- _Aim_: Update the data below, starting at the line that contains "bookmark-apps[interactable]: Εφαρμογές [14,75,96,93]" and ending at the line that contains "camera-icon[interactable]: ◙ [824,728,846,768]", so that "image" becomes "img" and nothing else changes. Give back only those lines.

- _Extracted entries_:
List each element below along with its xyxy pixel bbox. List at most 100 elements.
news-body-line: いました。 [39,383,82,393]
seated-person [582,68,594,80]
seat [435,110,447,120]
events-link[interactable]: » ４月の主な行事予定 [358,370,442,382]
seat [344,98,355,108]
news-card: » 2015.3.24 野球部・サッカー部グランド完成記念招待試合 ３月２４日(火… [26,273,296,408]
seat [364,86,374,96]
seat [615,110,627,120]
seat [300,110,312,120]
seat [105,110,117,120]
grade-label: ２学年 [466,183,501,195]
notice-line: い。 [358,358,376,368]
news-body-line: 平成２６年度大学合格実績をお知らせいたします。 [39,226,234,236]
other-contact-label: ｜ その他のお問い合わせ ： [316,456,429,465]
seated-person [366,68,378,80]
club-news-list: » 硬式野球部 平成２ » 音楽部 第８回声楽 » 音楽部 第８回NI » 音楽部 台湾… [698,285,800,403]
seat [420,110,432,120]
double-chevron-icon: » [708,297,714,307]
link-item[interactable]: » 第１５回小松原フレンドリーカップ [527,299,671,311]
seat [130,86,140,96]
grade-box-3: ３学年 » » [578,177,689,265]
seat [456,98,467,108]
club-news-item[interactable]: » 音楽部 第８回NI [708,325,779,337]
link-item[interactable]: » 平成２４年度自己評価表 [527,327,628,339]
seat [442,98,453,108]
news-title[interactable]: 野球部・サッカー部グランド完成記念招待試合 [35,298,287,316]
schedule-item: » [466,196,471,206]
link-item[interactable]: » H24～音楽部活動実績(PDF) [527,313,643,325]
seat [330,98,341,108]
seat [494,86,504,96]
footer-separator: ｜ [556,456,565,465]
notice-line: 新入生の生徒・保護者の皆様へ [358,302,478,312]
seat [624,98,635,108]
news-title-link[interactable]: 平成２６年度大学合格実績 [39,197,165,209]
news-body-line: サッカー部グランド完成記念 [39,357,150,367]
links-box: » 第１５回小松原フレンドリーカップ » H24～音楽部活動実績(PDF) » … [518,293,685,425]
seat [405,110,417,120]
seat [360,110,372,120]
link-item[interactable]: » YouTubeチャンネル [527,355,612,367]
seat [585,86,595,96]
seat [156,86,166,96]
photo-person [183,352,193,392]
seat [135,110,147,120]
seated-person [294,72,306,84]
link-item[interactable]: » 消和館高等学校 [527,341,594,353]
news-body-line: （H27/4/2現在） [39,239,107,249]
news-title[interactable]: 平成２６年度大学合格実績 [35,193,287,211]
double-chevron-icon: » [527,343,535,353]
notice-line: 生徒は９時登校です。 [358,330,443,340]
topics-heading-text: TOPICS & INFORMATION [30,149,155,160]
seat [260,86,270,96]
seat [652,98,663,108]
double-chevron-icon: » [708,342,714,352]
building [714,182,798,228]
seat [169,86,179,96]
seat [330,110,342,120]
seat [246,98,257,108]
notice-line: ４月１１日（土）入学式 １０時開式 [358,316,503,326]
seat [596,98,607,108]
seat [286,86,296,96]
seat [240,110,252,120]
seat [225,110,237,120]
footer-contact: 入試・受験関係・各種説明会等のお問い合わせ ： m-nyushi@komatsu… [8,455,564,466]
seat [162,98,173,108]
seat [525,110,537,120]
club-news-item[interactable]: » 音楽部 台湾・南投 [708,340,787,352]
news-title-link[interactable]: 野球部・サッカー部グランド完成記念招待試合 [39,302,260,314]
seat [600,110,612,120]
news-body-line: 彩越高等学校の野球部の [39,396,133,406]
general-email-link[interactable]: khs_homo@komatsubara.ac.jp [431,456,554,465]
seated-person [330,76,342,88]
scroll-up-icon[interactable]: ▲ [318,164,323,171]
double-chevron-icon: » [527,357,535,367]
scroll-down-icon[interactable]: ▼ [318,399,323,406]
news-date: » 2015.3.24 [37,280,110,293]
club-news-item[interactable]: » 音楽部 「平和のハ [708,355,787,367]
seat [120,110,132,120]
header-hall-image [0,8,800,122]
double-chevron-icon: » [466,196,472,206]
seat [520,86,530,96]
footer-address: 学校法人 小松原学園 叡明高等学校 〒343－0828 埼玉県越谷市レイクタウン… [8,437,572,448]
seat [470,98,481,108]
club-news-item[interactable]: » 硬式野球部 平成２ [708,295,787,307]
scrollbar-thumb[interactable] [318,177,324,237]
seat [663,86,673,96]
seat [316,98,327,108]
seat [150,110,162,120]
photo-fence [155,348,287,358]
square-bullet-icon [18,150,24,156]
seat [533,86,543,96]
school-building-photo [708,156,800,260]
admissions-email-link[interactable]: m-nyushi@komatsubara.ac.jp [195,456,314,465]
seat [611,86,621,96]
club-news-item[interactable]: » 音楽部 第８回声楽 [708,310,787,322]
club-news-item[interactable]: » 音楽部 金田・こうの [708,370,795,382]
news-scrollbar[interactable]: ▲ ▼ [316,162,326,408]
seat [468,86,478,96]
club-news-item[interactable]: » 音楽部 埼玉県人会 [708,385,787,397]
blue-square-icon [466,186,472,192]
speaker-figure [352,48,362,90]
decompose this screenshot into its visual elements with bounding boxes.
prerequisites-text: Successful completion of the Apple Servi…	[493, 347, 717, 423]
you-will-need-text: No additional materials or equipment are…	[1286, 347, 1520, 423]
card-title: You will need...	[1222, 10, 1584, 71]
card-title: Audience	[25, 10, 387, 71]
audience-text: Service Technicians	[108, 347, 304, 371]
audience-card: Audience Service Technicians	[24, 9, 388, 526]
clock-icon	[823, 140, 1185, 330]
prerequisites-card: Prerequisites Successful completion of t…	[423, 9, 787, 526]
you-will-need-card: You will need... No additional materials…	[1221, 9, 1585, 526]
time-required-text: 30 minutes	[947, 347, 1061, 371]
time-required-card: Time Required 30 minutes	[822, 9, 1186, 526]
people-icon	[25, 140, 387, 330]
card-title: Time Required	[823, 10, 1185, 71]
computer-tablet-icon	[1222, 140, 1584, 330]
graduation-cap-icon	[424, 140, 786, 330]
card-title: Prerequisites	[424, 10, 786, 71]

---

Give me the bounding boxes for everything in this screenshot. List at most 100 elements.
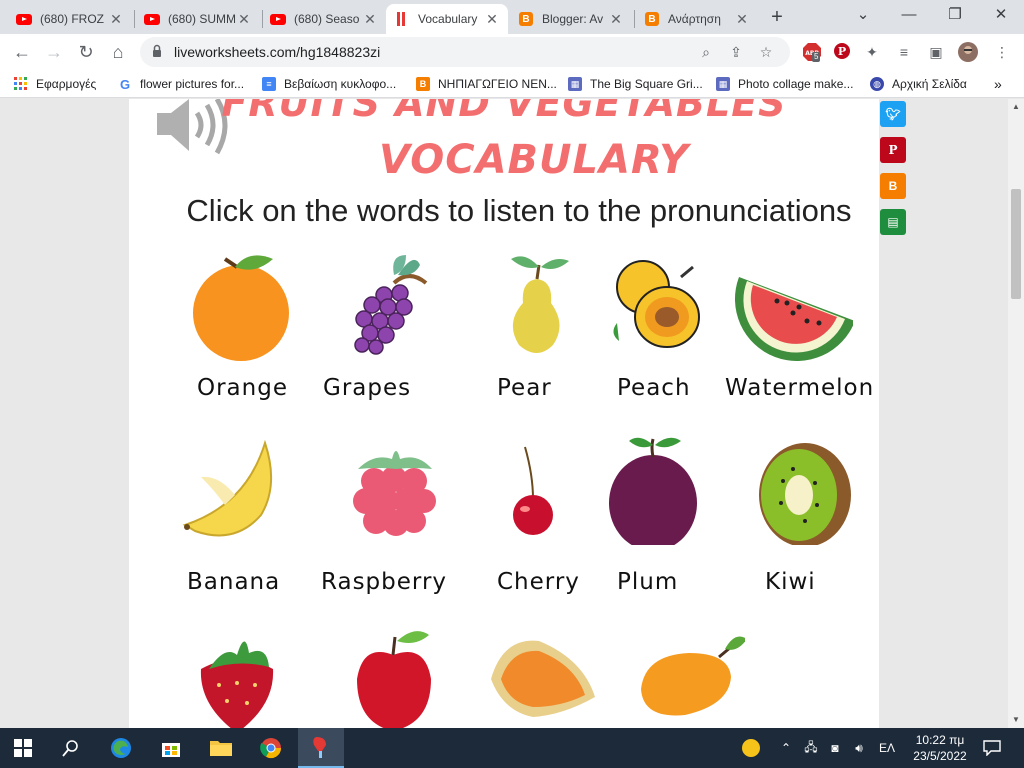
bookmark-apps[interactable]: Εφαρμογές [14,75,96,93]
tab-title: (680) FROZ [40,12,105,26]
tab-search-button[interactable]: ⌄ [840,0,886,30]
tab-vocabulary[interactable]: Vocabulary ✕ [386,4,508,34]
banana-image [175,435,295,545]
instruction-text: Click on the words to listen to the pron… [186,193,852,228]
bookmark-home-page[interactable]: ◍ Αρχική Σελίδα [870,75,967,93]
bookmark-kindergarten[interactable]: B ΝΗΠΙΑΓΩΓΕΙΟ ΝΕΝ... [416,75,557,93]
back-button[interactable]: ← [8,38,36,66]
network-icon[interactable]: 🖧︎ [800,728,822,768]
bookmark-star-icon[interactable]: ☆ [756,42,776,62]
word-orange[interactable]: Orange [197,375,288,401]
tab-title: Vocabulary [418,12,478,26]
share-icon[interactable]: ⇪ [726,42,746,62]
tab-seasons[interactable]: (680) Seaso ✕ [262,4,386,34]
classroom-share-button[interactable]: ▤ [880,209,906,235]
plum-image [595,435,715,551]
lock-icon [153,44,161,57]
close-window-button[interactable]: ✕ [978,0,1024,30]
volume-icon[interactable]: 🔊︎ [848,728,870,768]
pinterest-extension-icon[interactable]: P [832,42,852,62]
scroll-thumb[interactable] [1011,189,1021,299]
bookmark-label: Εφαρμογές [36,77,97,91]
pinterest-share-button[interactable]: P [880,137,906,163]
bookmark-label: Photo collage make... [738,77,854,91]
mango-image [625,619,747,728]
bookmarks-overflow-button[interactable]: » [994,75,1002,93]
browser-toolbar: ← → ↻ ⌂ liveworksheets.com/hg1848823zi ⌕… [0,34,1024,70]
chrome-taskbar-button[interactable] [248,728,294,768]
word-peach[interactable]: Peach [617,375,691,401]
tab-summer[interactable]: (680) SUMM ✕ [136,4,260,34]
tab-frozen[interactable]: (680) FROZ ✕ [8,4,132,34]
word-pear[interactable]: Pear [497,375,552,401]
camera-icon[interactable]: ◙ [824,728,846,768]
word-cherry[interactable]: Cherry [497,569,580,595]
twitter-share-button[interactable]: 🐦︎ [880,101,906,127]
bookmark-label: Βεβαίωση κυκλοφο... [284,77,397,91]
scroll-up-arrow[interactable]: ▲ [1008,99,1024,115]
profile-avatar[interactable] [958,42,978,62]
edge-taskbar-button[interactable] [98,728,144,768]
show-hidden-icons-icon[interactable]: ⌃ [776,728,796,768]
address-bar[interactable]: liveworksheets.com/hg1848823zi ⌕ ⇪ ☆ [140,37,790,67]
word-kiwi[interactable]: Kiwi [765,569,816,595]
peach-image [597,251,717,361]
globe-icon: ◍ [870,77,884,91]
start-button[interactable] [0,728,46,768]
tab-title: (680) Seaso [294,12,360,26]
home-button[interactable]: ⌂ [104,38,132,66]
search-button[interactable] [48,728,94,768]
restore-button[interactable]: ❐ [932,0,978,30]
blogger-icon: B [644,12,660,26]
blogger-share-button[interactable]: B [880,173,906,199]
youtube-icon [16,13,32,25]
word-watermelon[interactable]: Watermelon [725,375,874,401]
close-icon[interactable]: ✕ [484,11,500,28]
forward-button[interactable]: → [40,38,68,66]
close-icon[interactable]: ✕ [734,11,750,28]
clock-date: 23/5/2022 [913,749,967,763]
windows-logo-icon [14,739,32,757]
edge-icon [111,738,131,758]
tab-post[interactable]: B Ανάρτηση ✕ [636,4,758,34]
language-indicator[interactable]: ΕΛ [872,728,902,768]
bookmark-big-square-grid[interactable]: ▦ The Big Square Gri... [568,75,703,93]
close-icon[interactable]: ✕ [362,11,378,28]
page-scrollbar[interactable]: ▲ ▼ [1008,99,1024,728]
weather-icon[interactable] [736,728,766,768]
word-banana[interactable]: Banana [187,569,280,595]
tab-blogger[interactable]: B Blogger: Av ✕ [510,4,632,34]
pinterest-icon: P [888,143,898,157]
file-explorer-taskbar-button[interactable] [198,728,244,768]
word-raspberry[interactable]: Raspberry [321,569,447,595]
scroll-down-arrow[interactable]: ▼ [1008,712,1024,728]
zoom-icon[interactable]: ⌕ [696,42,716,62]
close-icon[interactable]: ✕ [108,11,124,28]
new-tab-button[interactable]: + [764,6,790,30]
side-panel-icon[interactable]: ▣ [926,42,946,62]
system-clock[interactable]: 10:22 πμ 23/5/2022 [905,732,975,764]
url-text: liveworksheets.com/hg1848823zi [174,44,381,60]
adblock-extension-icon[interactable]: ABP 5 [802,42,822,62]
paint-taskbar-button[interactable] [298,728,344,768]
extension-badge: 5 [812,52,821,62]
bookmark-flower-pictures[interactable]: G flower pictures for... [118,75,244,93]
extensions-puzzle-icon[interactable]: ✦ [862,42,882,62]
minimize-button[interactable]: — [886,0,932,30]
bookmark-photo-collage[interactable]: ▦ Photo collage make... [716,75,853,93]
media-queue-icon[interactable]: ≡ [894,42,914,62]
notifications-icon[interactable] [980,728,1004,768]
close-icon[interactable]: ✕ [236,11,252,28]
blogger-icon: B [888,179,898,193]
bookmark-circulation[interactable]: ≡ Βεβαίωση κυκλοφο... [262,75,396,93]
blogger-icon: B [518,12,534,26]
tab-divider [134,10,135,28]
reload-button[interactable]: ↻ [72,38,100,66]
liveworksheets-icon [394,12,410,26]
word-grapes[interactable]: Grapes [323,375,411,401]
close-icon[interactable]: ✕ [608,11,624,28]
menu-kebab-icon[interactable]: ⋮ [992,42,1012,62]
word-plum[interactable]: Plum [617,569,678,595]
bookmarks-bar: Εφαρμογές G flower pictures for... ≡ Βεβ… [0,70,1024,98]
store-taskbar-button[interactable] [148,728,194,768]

- _Solution for this exercise_:
bookmark-apps[interactable]: Εφαρμογές [14,75,96,93]
tab-title: (680) FROZ [40,12,105,26]
tab-search-button[interactable]: ⌄ [840,0,886,30]
tab-vocabulary[interactable]: Vocabulary ✕ [386,4,508,34]
banana-img [175,435,295,545]
instruction-text: Click on the words to listen to the pron… [186,193,852,228]
bookmark-home-page[interactable]: ◍ Αρχική Σελίδα [870,75,967,93]
bookmark-kindergarten[interactable]: B ΝΗΠΙΑΓΩΓΕΙΟ ΝΕΝ... [416,75,557,93]
back-button[interactable]: ← [8,38,36,66]
network-icon[interactable]: 🖧︎ [800,728,822,768]
bookmark-star-icon[interactable]: ☆ [756,42,776,62]
word-orange[interactable]: Orange [197,375,288,401]
tab-title: Vocabulary [418,12,478,26]
share-icon[interactable]: ⇪ [726,42,746,62]
tab-seasons[interactable]: (680) Seaso ✕ [262,4,386,34]
classroom-share-button[interactable]: ▤ [880,209,906,235]
plum-img [595,435,715,551]
lock-icon [153,44,161,57]
close-window-button[interactable]: ✕ [978,0,1024,30]
volume-icon[interactable]: 🔊︎ [848,728,870,768]
pinterest-extension-icon[interactable]: P [832,42,852,62]
scroll-thumb[interactable] [1011,189,1021,299]
bookmark-label: Εφαρμογές [36,77,97,91]
pinterest-share-button[interactable]: P [880,137,906,163]
bookmark-label: Photo collage make... [738,77,854,91]
mango-img [625,619,747,728]
bookmarks-overflow-button[interactable]: » [994,75,1002,93]
browser-toolbar: ← → ↻ ⌂ liveworksheets.com/hg1848823zi ⌕… [0,34,1024,70]
chrome-taskbar-button[interactable] [248,728,294,768]
word-peach[interactable]: Peach [617,375,691,401]
tab-summer[interactable]: (680) SUMM ✕ [136,4,260,34]
tab-frozen[interactable]: (680) FROZ ✕ [8,4,132,34]
word-pear[interactable]: Pear [497,375,552,401]
camera-icon[interactable]: ◙ [824,728,846,768]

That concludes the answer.